[Start]

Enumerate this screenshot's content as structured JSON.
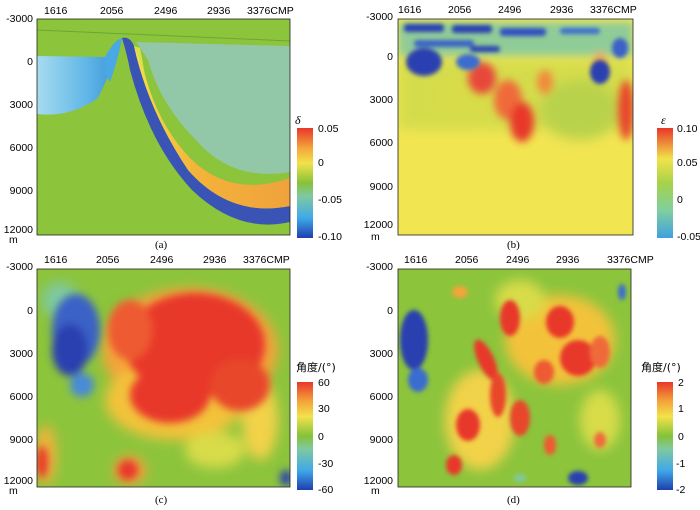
{
  "figure": {
    "panels": [
      {
        "id": "a",
        "caption": "(a)",
        "x_ticks": [
          "1616",
          "2056",
          "2496",
          "2936",
          "3376CMP"
        ],
        "y_ticks": [
          "-3000",
          "0",
          "3000",
          "6000",
          "9000",
          "12000"
        ],
        "y_unit": "m",
        "colorbar": {
          "symbol": "δ",
          "ticks": [
            "0.05",
            "0",
            "-0.05",
            "-0.10"
          ]
        }
      },
      {
        "id": "b",
        "caption": "(b)",
        "x_ticks": [
          "1616",
          "2056",
          "2496",
          "2936",
          "3376CMP"
        ],
        "y_ticks": [
          "-3000",
          "0",
          "3000",
          "6000",
          "9000",
          "12000"
        ],
        "y_unit": "m",
        "colorbar": {
          "symbol": "ε",
          "ticks": [
            "0.10",
            "0.05",
            "0",
            "-0.05"
          ]
        }
      },
      {
        "id": "c",
        "caption": "(c)",
        "x_ticks": [
          "1616",
          "2056",
          "2496",
          "2936",
          "3376CMP"
        ],
        "y_ticks": [
          "-3000",
          "0",
          "3000",
          "6000",
          "9000",
          "12000"
        ],
        "y_unit": "m",
        "colorbar": {
          "symbol": "角度/(°)",
          "ticks": [
            "60",
            "30",
            "0",
            "-30",
            "-60"
          ]
        }
      },
      {
        "id": "d",
        "caption": "(d)",
        "x_ticks": [
          "1616",
          "2056",
          "2496",
          "2936",
          "3376CMP"
        ],
        "y_ticks": [
          "-3000",
          "0",
          "3000",
          "6000",
          "9000",
          "12000"
        ],
        "y_unit": "m",
        "colorbar": {
          "symbol": "角度/(°)",
          "ticks": [
            "2",
            "1",
            "0",
            "-1",
            "-2"
          ]
        }
      }
    ]
  }
}
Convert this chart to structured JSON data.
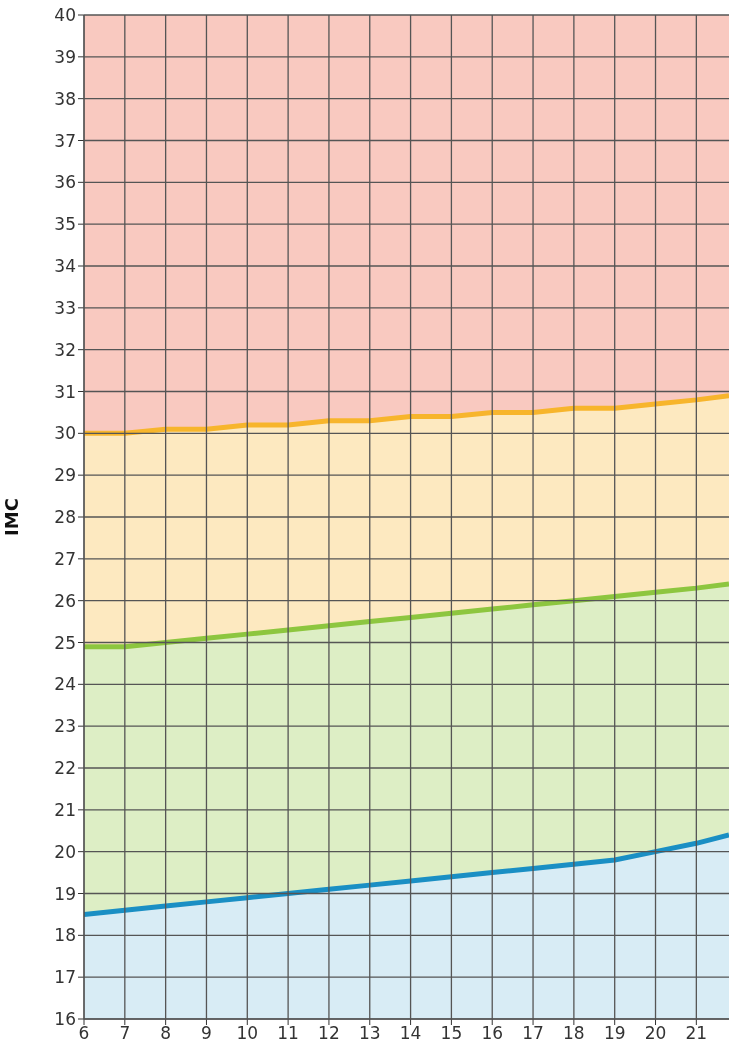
{
  "chart_data": {
    "type": "area",
    "ylabel": "IMC",
    "x": [
      6,
      7,
      8,
      9,
      10,
      11,
      12,
      13,
      14,
      15,
      16,
      17,
      18,
      19,
      20,
      21,
      21.8
    ],
    "series": [
      {
        "color": "#f7b52c",
        "values": [
          30.0,
          30.0,
          30.1,
          30.1,
          30.2,
          30.2,
          30.3,
          30.3,
          30.4,
          30.4,
          30.5,
          30.5,
          30.6,
          30.6,
          30.7,
          30.8,
          30.9
        ]
      },
      {
        "color": "#8dc63f",
        "values": [
          24.9,
          24.9,
          25.0,
          25.1,
          25.2,
          25.3,
          25.4,
          25.5,
          25.6,
          25.7,
          25.8,
          25.9,
          26.0,
          26.1,
          26.2,
          26.3,
          26.4
        ]
      },
      {
        "color": "#1a8fc4",
        "values": [
          18.5,
          18.6,
          18.7,
          18.8,
          18.9,
          19.0,
          19.1,
          19.2,
          19.3,
          19.4,
          19.5,
          19.6,
          19.7,
          19.8,
          20.0,
          20.2,
          20.4
        ]
      }
    ],
    "bands": [
      {
        "axis": "y",
        "from": 30,
        "to": 40,
        "color": "#f9c9c0"
      }
    ],
    "xlim": [
      6,
      21.8
    ],
    "xticks": [
      6,
      7,
      8,
      9,
      10,
      11,
      12,
      13,
      14,
      15,
      16,
      17,
      18,
      19,
      20,
      21
    ],
    "ylim": [
      16,
      40
    ],
    "yticks": [
      16,
      17,
      18,
      19,
      20,
      21,
      22,
      23,
      24,
      25,
      26,
      27,
      28,
      29,
      30,
      31,
      32,
      33,
      34,
      35,
      36,
      37,
      38,
      39,
      40
    ],
    "grid": true,
    "line_style": "solid",
    "marker": "none"
  }
}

[End]

An exact transcription of all the entries is required, without the pictures.

## EXERCISE ANSWER
Enumerate this screenshot's content as structured JSON.
{
  "figure": {
    "panels": [
      {
        "id": "a",
        "caption": "(a)",
        "x_ticks": [
          "1616",
          "2056",
          "2496",
          "2936",
          "3376CMP"
        ],
        "y_ticks": [
          "-3000",
          "0",
          "3000",
          "6000",
          "9000",
          "12000"
        ],
        "y_unit": "m",
        "colorbar": {
          "symbol": "δ",
          "ticks": [
            "0.05",
            "0",
            "-0.05",
            "-0.10"
          ]
        }
      },
      {
        "id": "b",
        "caption": "(b)",
        "x_ticks": [
          "1616",
          "2056",
          "2496",
          "2936",
          "3376CMP"
        ],
        "y_ticks": [
          "-3000",
          "0",
          "3000",
          "6000",
          "9000",
          "12000"
        ],
        "y_unit": "m",
        "colorbar": {
          "symbol": "ε",
          "ticks": [
            "0.10",
            "0.05",
            "0",
            "-0.05"
          ]
        }
      },
      {
        "id": "c",
        "caption": "(c)",
        "x_ticks": [
          "1616",
          "2056",
          "2496",
          "2936",
          "3376CMP"
        ],
        "y_ticks": [
          "-3000",
          "0",
          "3000",
          "6000",
          "9000",
          "12000"
        ],
        "y_unit": "m",
        "colorbar": {
          "symbol": "角度/(°)",
          "ticks": [
            "60",
            "30",
            "0",
            "-30",
            "-60"
          ]
        }
      },
      {
        "id": "d",
        "caption": "(d)",
        "x_ticks": [
          "1616",
          "2056",
          "2496",
          "2936",
          "3376CMP"
        ],
        "y_ticks": [
          "-3000",
          "0",
          "3000",
          "6000",
          "9000",
          "12000"
        ],
        "y_unit": "m",
        "colorbar": {
          "symbol": "角度/(°)",
          "ticks": [
            "2",
            "1",
            "0",
            "-1",
            "-2"
          ]
        }
      }
    ]
  }
}
Convert this chart to structured JSON data.
{
  "chart_data": {
    "type": "area",
    "ylabel": "IMC",
    "x": [
      6,
      7,
      8,
      9,
      10,
      11,
      12,
      13,
      14,
      15,
      16,
      17,
      18,
      19,
      20,
      21,
      21.8
    ],
    "series": [
      {
        "color": "#f7b52c",
        "values": [
          30.0,
          30.0,
          30.1,
          30.1,
          30.2,
          30.2,
          30.3,
          30.3,
          30.4,
          30.4,
          30.5,
          30.5,
          30.6,
          30.6,
          30.7,
          30.8,
          30.9
        ]
      },
      {
        "color": "#8dc63f",
        "values": [
          24.9,
          24.9,
          25.0,
          25.1,
          25.2,
          25.3,
          25.4,
          25.5,
          25.6,
          25.7,
          25.8,
          25.9,
          26.0,
          26.1,
          26.2,
          26.3,
          26.4
        ]
      },
      {
        "color": "#1a8fc4",
        "values": [
          18.5,
          18.6,
          18.7,
          18.8,
          18.9,
          19.0,
          19.1,
          19.2,
          19.3,
          19.4,
          19.5,
          19.6,
          19.7,
          19.8,
          20.0,
          20.2,
          20.4
        ]
      }
    ],
    "bands": [
      {
        "axis": "y",
        "from": 30,
        "to": 40,
        "color": "#f9c9c0"
      }
    ],
    "xlim": [
      6,
      21.8
    ],
    "xticks": [
      6,
      7,
      8,
      9,
      10,
      11,
      12,
      13,
      14,
      15,
      16,
      17,
      18,
      19,
      20,
      21
    ],
    "ylim": [
      16,
      40
    ],
    "yticks": [
      16,
      17,
      18,
      19,
      20,
      21,
      22,
      23,
      24,
      25,
      26,
      27,
      28,
      29,
      30,
      31,
      32,
      33,
      34,
      35,
      36,
      37,
      38,
      39,
      40
    ],
    "grid": true,
    "line_style": "solid",
    "marker": "none"
  }
}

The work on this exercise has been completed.